── RECORDS FOR THE TASK ──

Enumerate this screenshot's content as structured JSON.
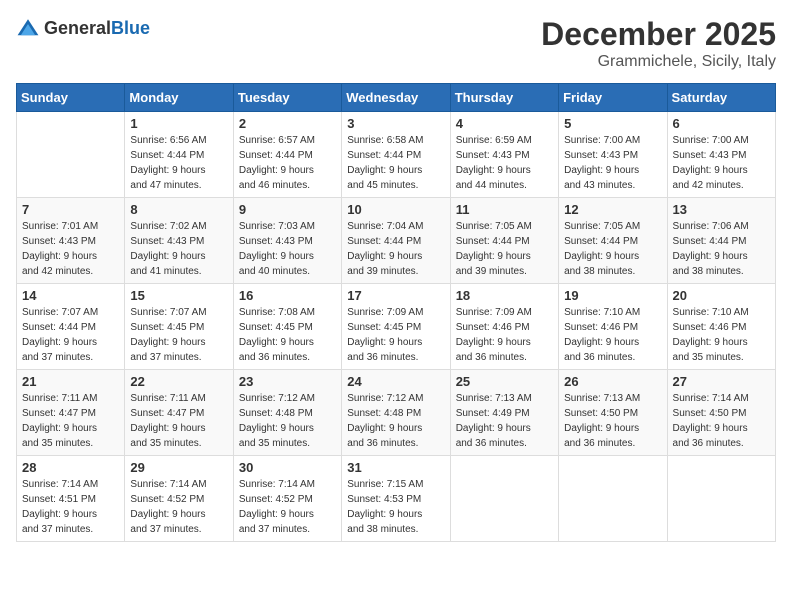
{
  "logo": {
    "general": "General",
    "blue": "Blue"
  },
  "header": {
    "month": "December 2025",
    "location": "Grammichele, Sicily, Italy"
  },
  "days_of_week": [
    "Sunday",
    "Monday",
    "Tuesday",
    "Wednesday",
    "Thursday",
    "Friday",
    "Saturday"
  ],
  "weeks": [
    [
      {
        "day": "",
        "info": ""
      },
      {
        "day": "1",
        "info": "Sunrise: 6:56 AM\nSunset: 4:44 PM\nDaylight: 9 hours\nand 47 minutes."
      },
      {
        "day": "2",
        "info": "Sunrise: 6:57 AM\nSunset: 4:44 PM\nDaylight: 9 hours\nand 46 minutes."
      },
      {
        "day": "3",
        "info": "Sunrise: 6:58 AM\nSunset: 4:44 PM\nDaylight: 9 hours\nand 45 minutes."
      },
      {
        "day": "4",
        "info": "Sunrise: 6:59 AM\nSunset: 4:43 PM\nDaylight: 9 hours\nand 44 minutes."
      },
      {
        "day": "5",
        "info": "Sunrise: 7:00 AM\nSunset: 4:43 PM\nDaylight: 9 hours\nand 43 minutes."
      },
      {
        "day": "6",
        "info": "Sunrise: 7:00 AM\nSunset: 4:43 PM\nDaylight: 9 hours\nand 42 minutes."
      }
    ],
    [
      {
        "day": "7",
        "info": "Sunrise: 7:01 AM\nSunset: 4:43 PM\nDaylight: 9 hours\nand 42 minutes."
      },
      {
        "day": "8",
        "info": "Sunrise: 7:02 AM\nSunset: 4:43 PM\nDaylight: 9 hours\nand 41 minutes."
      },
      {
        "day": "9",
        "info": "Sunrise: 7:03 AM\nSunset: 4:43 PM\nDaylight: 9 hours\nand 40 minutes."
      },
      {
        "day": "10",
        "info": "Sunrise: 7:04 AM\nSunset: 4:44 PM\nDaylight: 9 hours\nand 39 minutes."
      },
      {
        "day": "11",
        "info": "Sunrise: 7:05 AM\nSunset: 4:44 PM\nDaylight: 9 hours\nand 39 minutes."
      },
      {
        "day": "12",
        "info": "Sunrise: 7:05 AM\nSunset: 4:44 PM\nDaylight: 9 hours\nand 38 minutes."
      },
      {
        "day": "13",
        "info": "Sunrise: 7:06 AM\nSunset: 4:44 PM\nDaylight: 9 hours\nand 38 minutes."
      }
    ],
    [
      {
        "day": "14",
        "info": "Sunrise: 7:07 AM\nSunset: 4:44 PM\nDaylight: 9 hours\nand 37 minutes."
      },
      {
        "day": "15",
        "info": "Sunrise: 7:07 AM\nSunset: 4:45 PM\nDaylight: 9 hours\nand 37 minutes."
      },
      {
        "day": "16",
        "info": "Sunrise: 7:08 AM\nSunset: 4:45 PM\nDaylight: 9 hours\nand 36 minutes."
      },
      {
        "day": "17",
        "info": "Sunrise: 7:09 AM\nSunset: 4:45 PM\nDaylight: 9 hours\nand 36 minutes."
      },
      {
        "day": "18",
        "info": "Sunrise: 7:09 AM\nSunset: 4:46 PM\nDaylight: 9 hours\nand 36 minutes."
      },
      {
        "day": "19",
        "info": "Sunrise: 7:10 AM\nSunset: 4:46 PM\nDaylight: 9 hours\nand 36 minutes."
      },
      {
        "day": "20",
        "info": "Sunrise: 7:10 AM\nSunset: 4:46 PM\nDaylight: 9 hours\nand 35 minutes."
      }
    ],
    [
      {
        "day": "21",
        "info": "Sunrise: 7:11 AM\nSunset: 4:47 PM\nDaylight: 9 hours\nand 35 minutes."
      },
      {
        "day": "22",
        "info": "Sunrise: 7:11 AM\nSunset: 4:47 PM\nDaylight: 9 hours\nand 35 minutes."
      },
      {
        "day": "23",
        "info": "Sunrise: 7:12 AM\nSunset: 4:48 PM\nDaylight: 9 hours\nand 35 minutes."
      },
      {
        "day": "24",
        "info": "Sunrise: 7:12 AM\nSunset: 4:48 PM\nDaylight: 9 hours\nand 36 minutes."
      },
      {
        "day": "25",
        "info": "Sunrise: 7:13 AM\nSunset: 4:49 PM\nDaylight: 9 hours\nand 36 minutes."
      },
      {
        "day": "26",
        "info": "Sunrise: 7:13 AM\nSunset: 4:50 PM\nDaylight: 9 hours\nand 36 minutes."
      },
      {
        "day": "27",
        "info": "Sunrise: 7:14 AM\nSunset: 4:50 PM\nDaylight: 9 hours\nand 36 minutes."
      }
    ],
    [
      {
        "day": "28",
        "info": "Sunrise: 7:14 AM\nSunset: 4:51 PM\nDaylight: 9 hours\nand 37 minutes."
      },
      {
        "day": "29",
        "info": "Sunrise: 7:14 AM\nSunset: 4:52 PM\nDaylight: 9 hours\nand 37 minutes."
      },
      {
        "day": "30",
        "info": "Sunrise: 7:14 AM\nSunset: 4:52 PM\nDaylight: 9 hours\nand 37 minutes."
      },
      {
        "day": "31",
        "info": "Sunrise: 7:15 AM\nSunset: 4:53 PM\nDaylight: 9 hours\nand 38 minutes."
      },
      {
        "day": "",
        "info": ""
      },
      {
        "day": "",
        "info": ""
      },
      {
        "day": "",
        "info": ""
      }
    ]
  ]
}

───

• _EXERCISE GOAL_: Retype all entries exactly as they appear, dropping the images.

• _WRITTEN RESPONSE_:
Enumerate this screenshot's content as structured JSON.
{
  "logo": {
    "general": "General",
    "blue": "Blue"
  },
  "header": {
    "month": "December 2025",
    "location": "Grammichele, Sicily, Italy"
  },
  "days_of_week": [
    "Sunday",
    "Monday",
    "Tuesday",
    "Wednesday",
    "Thursday",
    "Friday",
    "Saturday"
  ],
  "weeks": [
    [
      {
        "day": "",
        "info": ""
      },
      {
        "day": "1",
        "info": "Sunrise: 6:56 AM\nSunset: 4:44 PM\nDaylight: 9 hours\nand 47 minutes."
      },
      {
        "day": "2",
        "info": "Sunrise: 6:57 AM\nSunset: 4:44 PM\nDaylight: 9 hours\nand 46 minutes."
      },
      {
        "day": "3",
        "info": "Sunrise: 6:58 AM\nSunset: 4:44 PM\nDaylight: 9 hours\nand 45 minutes."
      },
      {
        "day": "4",
        "info": "Sunrise: 6:59 AM\nSunset: 4:43 PM\nDaylight: 9 hours\nand 44 minutes."
      },
      {
        "day": "5",
        "info": "Sunrise: 7:00 AM\nSunset: 4:43 PM\nDaylight: 9 hours\nand 43 minutes."
      },
      {
        "day": "6",
        "info": "Sunrise: 7:00 AM\nSunset: 4:43 PM\nDaylight: 9 hours\nand 42 minutes."
      }
    ],
    [
      {
        "day": "7",
        "info": "Sunrise: 7:01 AM\nSunset: 4:43 PM\nDaylight: 9 hours\nand 42 minutes."
      },
      {
        "day": "8",
        "info": "Sunrise: 7:02 AM\nSunset: 4:43 PM\nDaylight: 9 hours\nand 41 minutes."
      },
      {
        "day": "9",
        "info": "Sunrise: 7:03 AM\nSunset: 4:43 PM\nDaylight: 9 hours\nand 40 minutes."
      },
      {
        "day": "10",
        "info": "Sunrise: 7:04 AM\nSunset: 4:44 PM\nDaylight: 9 hours\nand 39 minutes."
      },
      {
        "day": "11",
        "info": "Sunrise: 7:05 AM\nSunset: 4:44 PM\nDaylight: 9 hours\nand 39 minutes."
      },
      {
        "day": "12",
        "info": "Sunrise: 7:05 AM\nSunset: 4:44 PM\nDaylight: 9 hours\nand 38 minutes."
      },
      {
        "day": "13",
        "info": "Sunrise: 7:06 AM\nSunset: 4:44 PM\nDaylight: 9 hours\nand 38 minutes."
      }
    ],
    [
      {
        "day": "14",
        "info": "Sunrise: 7:07 AM\nSunset: 4:44 PM\nDaylight: 9 hours\nand 37 minutes."
      },
      {
        "day": "15",
        "info": "Sunrise: 7:07 AM\nSunset: 4:45 PM\nDaylight: 9 hours\nand 37 minutes."
      },
      {
        "day": "16",
        "info": "Sunrise: 7:08 AM\nSunset: 4:45 PM\nDaylight: 9 hours\nand 36 minutes."
      },
      {
        "day": "17",
        "info": "Sunrise: 7:09 AM\nSunset: 4:45 PM\nDaylight: 9 hours\nand 36 minutes."
      },
      {
        "day": "18",
        "info": "Sunrise: 7:09 AM\nSunset: 4:46 PM\nDaylight: 9 hours\nand 36 minutes."
      },
      {
        "day": "19",
        "info": "Sunrise: 7:10 AM\nSunset: 4:46 PM\nDaylight: 9 hours\nand 36 minutes."
      },
      {
        "day": "20",
        "info": "Sunrise: 7:10 AM\nSunset: 4:46 PM\nDaylight: 9 hours\nand 35 minutes."
      }
    ],
    [
      {
        "day": "21",
        "info": "Sunrise: 7:11 AM\nSunset: 4:47 PM\nDaylight: 9 hours\nand 35 minutes."
      },
      {
        "day": "22",
        "info": "Sunrise: 7:11 AM\nSunset: 4:47 PM\nDaylight: 9 hours\nand 35 minutes."
      },
      {
        "day": "23",
        "info": "Sunrise: 7:12 AM\nSunset: 4:48 PM\nDaylight: 9 hours\nand 35 minutes."
      },
      {
        "day": "24",
        "info": "Sunrise: 7:12 AM\nSunset: 4:48 PM\nDaylight: 9 hours\nand 36 minutes."
      },
      {
        "day": "25",
        "info": "Sunrise: 7:13 AM\nSunset: 4:49 PM\nDaylight: 9 hours\nand 36 minutes."
      },
      {
        "day": "26",
        "info": "Sunrise: 7:13 AM\nSunset: 4:50 PM\nDaylight: 9 hours\nand 36 minutes."
      },
      {
        "day": "27",
        "info": "Sunrise: 7:14 AM\nSunset: 4:50 PM\nDaylight: 9 hours\nand 36 minutes."
      }
    ],
    [
      {
        "day": "28",
        "info": "Sunrise: 7:14 AM\nSunset: 4:51 PM\nDaylight: 9 hours\nand 37 minutes."
      },
      {
        "day": "29",
        "info": "Sunrise: 7:14 AM\nSunset: 4:52 PM\nDaylight: 9 hours\nand 37 minutes."
      },
      {
        "day": "30",
        "info": "Sunrise: 7:14 AM\nSunset: 4:52 PM\nDaylight: 9 hours\nand 37 minutes."
      },
      {
        "day": "31",
        "info": "Sunrise: 7:15 AM\nSunset: 4:53 PM\nDaylight: 9 hours\nand 38 minutes."
      },
      {
        "day": "",
        "info": ""
      },
      {
        "day": "",
        "info": ""
      },
      {
        "day": "",
        "info": ""
      }
    ]
  ]
}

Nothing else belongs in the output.